*Required task*
Strip the pictures and reproduce the rest of the listing exactly.

[Figure contents as structured data]
========

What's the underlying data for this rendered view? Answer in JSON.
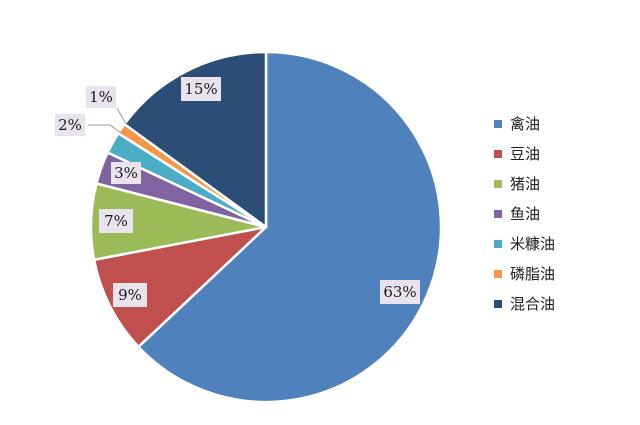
{
  "chart_data": {
    "type": "pie",
    "title": "",
    "start_angle_deg": 0,
    "direction": "clockwise",
    "legend_position": "right",
    "slices": [
      {
        "label": "禽油",
        "value": 63,
        "display": "63%",
        "color": "#4f81bd"
      },
      {
        "label": "豆油",
        "value": 9,
        "display": "9%",
        "color": "#c0504d"
      },
      {
        "label": "猪油",
        "value": 7,
        "display": "7%",
        "color": "#9bbb59"
      },
      {
        "label": "鱼油",
        "value": 3,
        "display": "3%",
        "color": "#8064a2"
      },
      {
        "label": "米糠油",
        "value": 2,
        "display": "2%",
        "color": "#4bacc6"
      },
      {
        "label": "磷脂油",
        "value": 1,
        "display": "1%",
        "color": "#f79646"
      },
      {
        "label": "混合油",
        "value": 15,
        "display": "15%",
        "color": "#2c4d75"
      }
    ]
  }
}
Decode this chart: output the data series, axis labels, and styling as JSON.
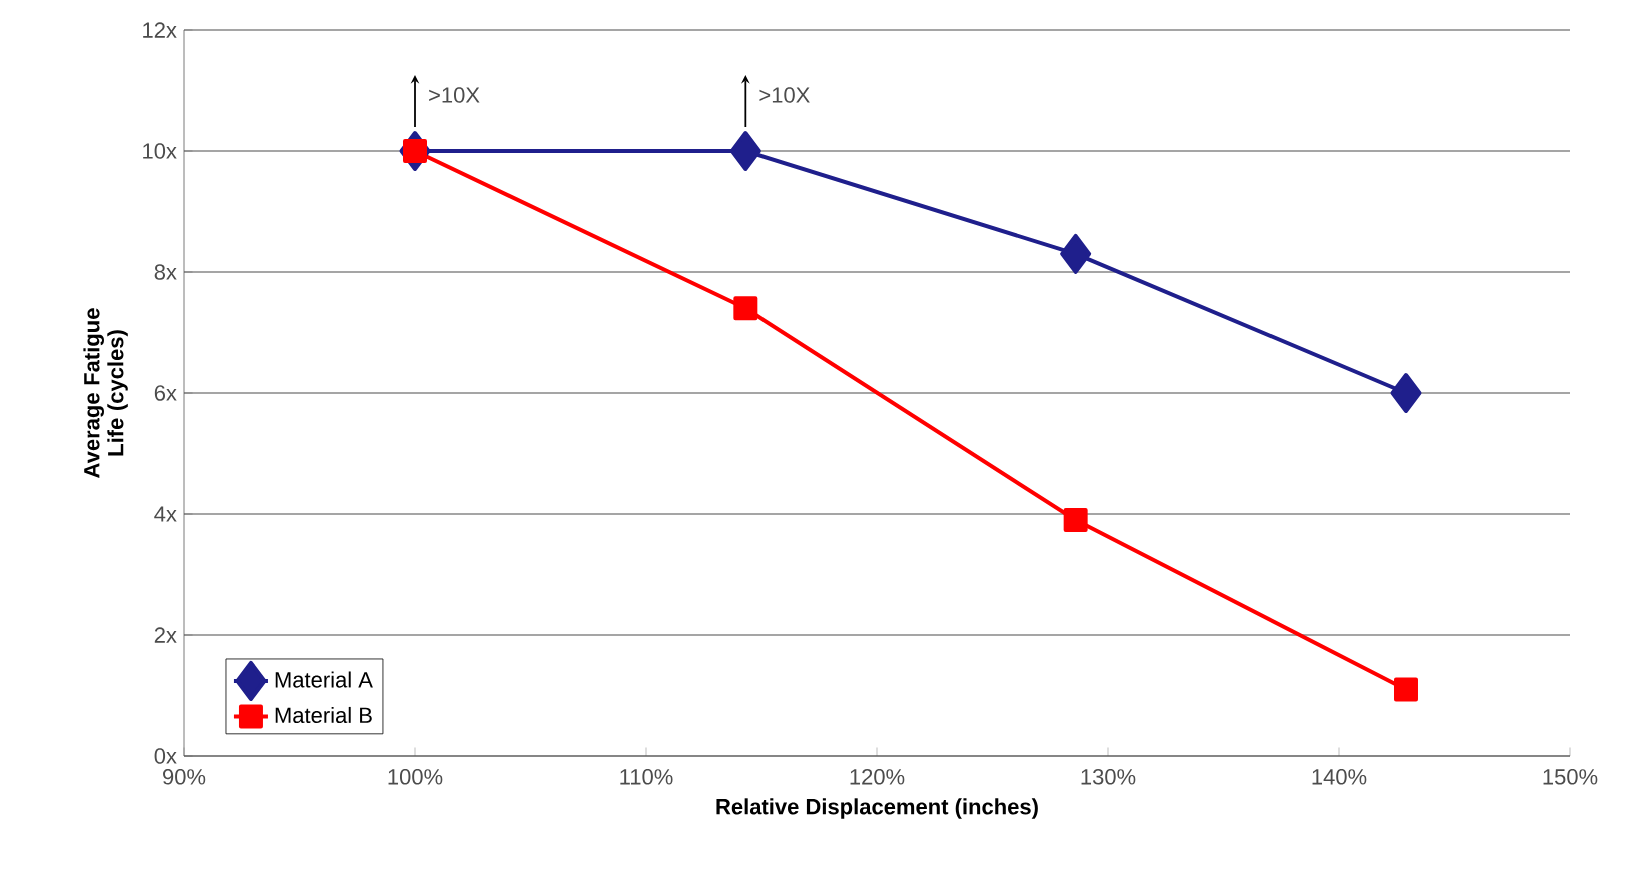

========

*The reply*
What's the underlying data for this rendered view? Answer in JSON.
{
  "chart_data": {
    "type": "pie",
    "title": "",
    "start_angle_deg": 0,
    "direction": "clockwise",
    "legend_position": "right",
    "slices": [
      {
        "label": "禽油",
        "value": 63,
        "display": "63%",
        "color": "#4f81bd"
      },
      {
        "label": "豆油",
        "value": 9,
        "display": "9%",
        "color": "#c0504d"
      },
      {
        "label": "猪油",
        "value": 7,
        "display": "7%",
        "color": "#9bbb59"
      },
      {
        "label": "鱼油",
        "value": 3,
        "display": "3%",
        "color": "#8064a2"
      },
      {
        "label": "米糠油",
        "value": 2,
        "display": "2%",
        "color": "#4bacc6"
      },
      {
        "label": "磷脂油",
        "value": 1,
        "display": "1%",
        "color": "#f79646"
      },
      {
        "label": "混合油",
        "value": 15,
        "display": "15%",
        "color": "#2c4d75"
      }
    ]
  }
}
Decode this chart: output the data series, axis labels, and styling as JSON.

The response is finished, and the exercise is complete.